━━━ DATA SECTION ━━━

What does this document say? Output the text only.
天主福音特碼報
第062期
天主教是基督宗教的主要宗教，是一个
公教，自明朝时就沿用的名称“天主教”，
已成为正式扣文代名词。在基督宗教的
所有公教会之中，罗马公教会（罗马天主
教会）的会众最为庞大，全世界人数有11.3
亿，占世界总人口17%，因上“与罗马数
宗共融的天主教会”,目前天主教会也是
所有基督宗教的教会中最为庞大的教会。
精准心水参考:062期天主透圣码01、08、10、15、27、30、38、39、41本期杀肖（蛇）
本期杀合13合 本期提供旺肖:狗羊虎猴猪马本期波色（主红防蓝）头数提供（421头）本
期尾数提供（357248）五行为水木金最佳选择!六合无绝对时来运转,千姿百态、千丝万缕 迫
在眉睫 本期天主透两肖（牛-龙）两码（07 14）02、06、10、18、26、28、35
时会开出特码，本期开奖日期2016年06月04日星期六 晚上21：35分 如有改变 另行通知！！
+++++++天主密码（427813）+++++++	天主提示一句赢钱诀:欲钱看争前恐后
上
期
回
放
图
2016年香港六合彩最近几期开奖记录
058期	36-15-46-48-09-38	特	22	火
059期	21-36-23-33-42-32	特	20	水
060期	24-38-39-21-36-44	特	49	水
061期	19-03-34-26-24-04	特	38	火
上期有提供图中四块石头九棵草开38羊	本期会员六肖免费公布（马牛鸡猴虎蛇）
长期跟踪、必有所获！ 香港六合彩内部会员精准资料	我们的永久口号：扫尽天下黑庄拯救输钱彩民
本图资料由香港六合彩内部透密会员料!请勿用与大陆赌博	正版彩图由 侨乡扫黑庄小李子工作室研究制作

━━━

TASK DIRECTIONS: Type the whole listing again, unaltered.

OUTPUT FOR THIS EXERCISE:
What does this document say? Output the text only.
天主福音特碼報
第062期
天主教是基督宗教的主要宗教，是一个
公教，自明朝时就沿用的名称“天主教”，
已成为正式扣文代名词。在基督宗教的
所有公教会之中，罗马公教会（罗马天主
教会）的会众最为庞大，全世界人数有11.3
亿，占世界总人口17%，因上“与罗马数
宗共融的天主教会”,目前天主教会也是
所有基督宗教的教会中最为庞大的教会。
精准心水参考:062期天主透圣码01、08、10、15、27、30、38、39、41本期杀肖（蛇）
本期杀合13合 本期提供旺肖:狗羊虎猴猪马本期波色（主红防蓝）头数提供（421头）本
期尾数提供（357248）五行为水木金最佳选择!六合无绝对时来运转,千姿百态、千丝万缕 迫
在眉睫 本期天主透两肖（牛-龙）两码（07 14）02、06、10、18、26、28、35
时会开出特码，本期开奖日期2016年06月04日星期六 晚上21：35分 如有改变 另行通知！！
+++++++天主密码（427813）+++++++	天主提示一句赢钱诀:欲钱看争前恐后
上
期
回
放
图
2016年香港六合彩最近几期开奖记录
058期	36-15-46-48-09-38	特	22	火
059期	21-36-23-33-42-32	特	20	水
060期	24-38-39-21-36-44	特	49	水
061期	19-03-34-26-24-04	特	38	火
上期有提供图中四块石头九棵草开38羊	本期会员六肖免费公布（马牛鸡猴虎蛇）
长期跟踪、必有所获！ 香港六合彩内部会员精准资料	我们的永久口号：扫尽天下黑庄拯救输钱彩民
本图资料由香港六合彩内部透密会员料!请勿用与大陆赌博	正版彩图由 侨乡扫黑庄小李子工作室研究制作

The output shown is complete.